*LISTED RECORDS*:

- - - - - - -

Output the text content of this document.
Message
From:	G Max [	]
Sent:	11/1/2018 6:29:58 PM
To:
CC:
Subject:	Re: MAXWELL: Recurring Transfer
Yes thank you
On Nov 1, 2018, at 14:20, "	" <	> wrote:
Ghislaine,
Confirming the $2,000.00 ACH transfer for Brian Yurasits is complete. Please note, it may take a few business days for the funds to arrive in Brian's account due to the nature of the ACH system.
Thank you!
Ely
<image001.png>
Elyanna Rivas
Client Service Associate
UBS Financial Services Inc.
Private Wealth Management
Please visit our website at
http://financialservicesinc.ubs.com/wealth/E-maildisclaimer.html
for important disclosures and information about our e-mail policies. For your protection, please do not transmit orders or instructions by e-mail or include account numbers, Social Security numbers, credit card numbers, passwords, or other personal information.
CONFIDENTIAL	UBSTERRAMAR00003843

- - - - - - -

*TASK DETAILS*: Extract all of the data above without altering anything.

*ANSWER TO THIS EXERCISE*:
Output the text content of this document.
Message
From:	G Max [	]
Sent:	11/1/2018 6:29:58 PM
To:
CC:
Subject:	Re: MAXWELL: Recurring Transfer
Yes thank you
On Nov 1, 2018, at 14:20, "	" <	> wrote:
Ghislaine,
Confirming the $2,000.00 ACH transfer for Brian Yurasits is complete. Please note, it may take a few business days for the funds to arrive in Brian's account due to the nature of the ACH system.
Thank you!
Ely
<image001.png>
Elyanna Rivas
Client Service Associate
UBS Financial Services Inc.
Private Wealth Management
Please visit our website at
http://financialservicesinc.ubs.com/wealth/E-maildisclaimer.html
for important disclosures and information about our e-mail policies. For your protection, please do not transmit orders or instructions by e-mail or include account numbers, Social Security numbers, credit card numbers, passwords, or other personal information.
CONFIDENTIAL	UBSTERRAMAR00003843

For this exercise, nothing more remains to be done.